• **EXERCISE DESCRIPTION**: Only a number is wanted: how many lines in the listing contain the word "this"?

• **RECORDS FOR PROCESSING**:
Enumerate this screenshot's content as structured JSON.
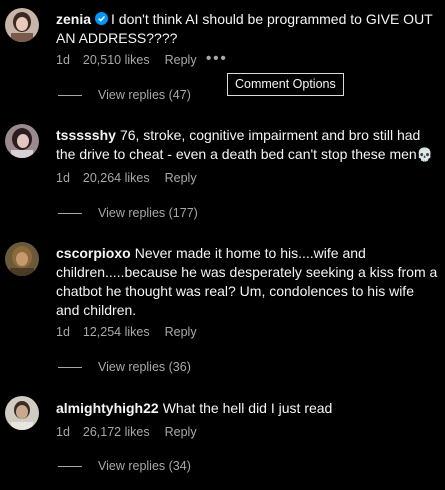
{
  "comments": [
    {
      "username": "zenia",
      "verified": true,
      "text": "I don't think AI should be programmed to GIVE OUT AN ADDRESS????",
      "time": "1d",
      "likes": "20,510 likes",
      "reply": "Reply",
      "view_replies": "View replies (47)",
      "more_icon": "•••"
    },
    {
      "username": "tssssshy",
      "verified": false,
      "text": "76, stroke, cognitive impairment and bro still had the drive to cheat - even a death bed can't stop these men",
      "emoji": "💀",
      "time": "1d",
      "likes": "20,264 likes",
      "reply": "Reply",
      "view_replies": "View replies (177)"
    },
    {
      "username": "cscorpioxo",
      "verified": false,
      "text": "Never made it home to his....wife and children.....because he was desperately seeking a kiss from a chatbot he thought was real? Um, condolences to his wife and children.",
      "time": "1d",
      "likes": "12,254 likes",
      "reply": "Reply",
      "view_replies": "View replies (36)"
    },
    {
      "username": "almightyhigh22",
      "verified": false,
      "text": "What the hell did I just read",
      "time": "1d",
      "likes": "26,172 likes",
      "reply": "Reply",
      "view_replies": "View replies (34)"
    }
  ],
  "tooltip": {
    "text": "Comment Options"
  },
  "colors": {
    "background": "#000000",
    "text": "#f5f5f5",
    "muted": "#a8a8a8",
    "verified": "#0095f6"
  }
}
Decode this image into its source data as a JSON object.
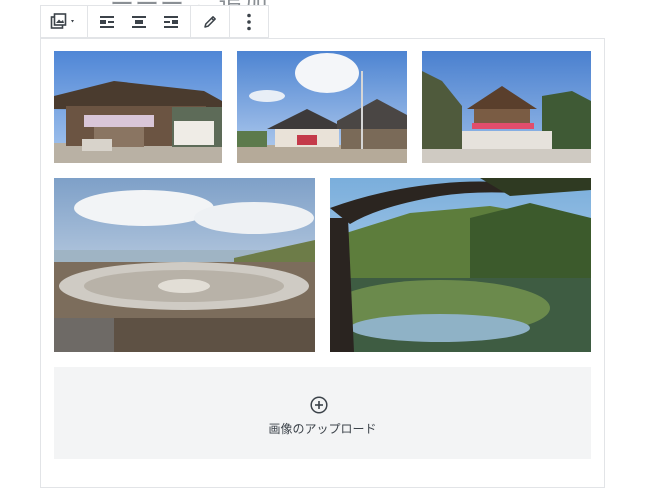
{
  "heading": {
    "partial_text": "ーーー こ追加"
  },
  "toolbar": {
    "items": [
      {
        "icon": "gallery-image-icon"
      },
      {
        "icon": "align-left-icon"
      },
      {
        "icon": "align-center-icon"
      },
      {
        "icon": "align-right-icon"
      },
      {
        "icon": "pencil-edit-icon"
      },
      {
        "icon": "more-options-icon"
      }
    ]
  },
  "gallery": {
    "images": [
      {
        "subject": "temple-gate"
      },
      {
        "subject": "temple-with-banner-pole"
      },
      {
        "subject": "temple-on-hillside"
      },
      {
        "subject": "amphitheater-by-sea"
      },
      {
        "subject": "pine-over-pond"
      }
    ]
  },
  "upload": {
    "label": "画像のアップロード",
    "icon": "plus-circle-icon"
  },
  "colors": {
    "border": "#e2e4e7",
    "placeholder_bg": "#f3f4f5",
    "icon": "#3c434a"
  }
}
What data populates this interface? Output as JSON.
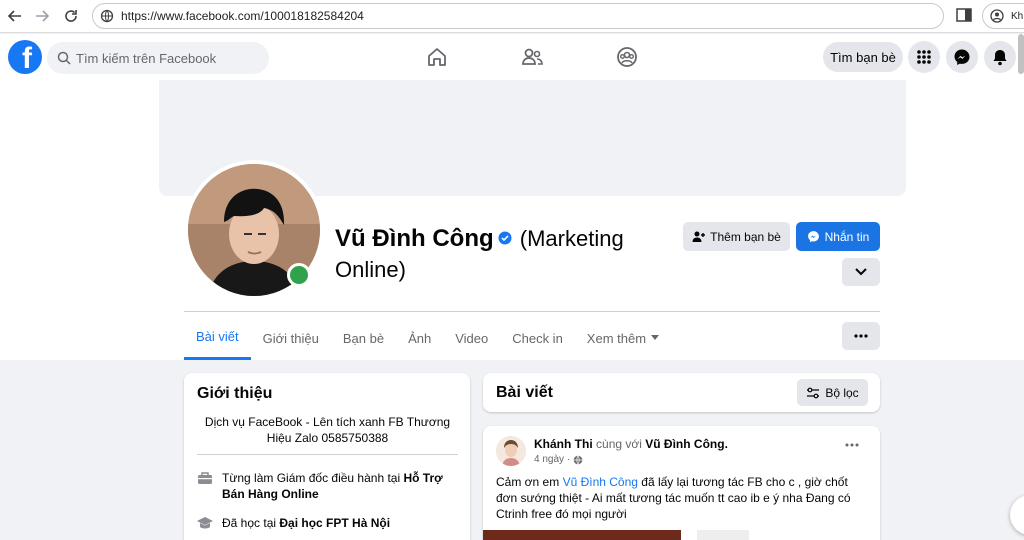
{
  "browser": {
    "url": "https://www.facebook.com/100018182584204",
    "profile_chip_label": "Kh"
  },
  "header": {
    "search_placeholder": "Tìm kiếm trên Facebook",
    "find_friends_label": "Tìm bạn bè"
  },
  "profile": {
    "name": "Vũ Đình Công",
    "name_suffix": "(Marketing Online)",
    "add_friend_label": "Thêm bạn bè",
    "message_label": "Nhắn tin"
  },
  "tabs": [
    {
      "label": "Bài viết",
      "active": true
    },
    {
      "label": "Giới thiệu"
    },
    {
      "label": "Bạn bè"
    },
    {
      "label": "Ảnh"
    },
    {
      "label": "Video"
    },
    {
      "label": "Check in"
    },
    {
      "label": "Xem thêm"
    }
  ],
  "intro": {
    "title": "Giới thiệu",
    "bio": "Dịch vụ FaceBook - Lên tích xanh FB Thương Hiệu Zalo 0585750388",
    "work_prefix": "Từng làm Giám đốc điều hành tại ",
    "work_place": "Hỗ Trợ Bán Hàng Online",
    "edu_prefix": "Đã học tại ",
    "edu_place": "Đại học FPT Hà Nội"
  },
  "posts": {
    "title": "Bài viết",
    "filter_label": "Bộ lọc"
  },
  "post": {
    "author": "Khánh Thi",
    "with_text": "cùng với",
    "tagged": "Vũ Đình Công.",
    "time": "4 ngày ·",
    "text_before": "Cảm ơn em ",
    "mention": "Vũ Đình Công",
    "text_after": " đã lấy lại tương tác FB cho c , giờ chốt đơn sướng thiệt - Ai mất tương tác muốn tt cao ib e ý nha Đang có Ctrinh free đó mọi người"
  },
  "colors": {
    "brand": "#1877f2",
    "online": "#31a24c",
    "page_bg": "#f0f2f5"
  }
}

• **TASK RESULT**: 3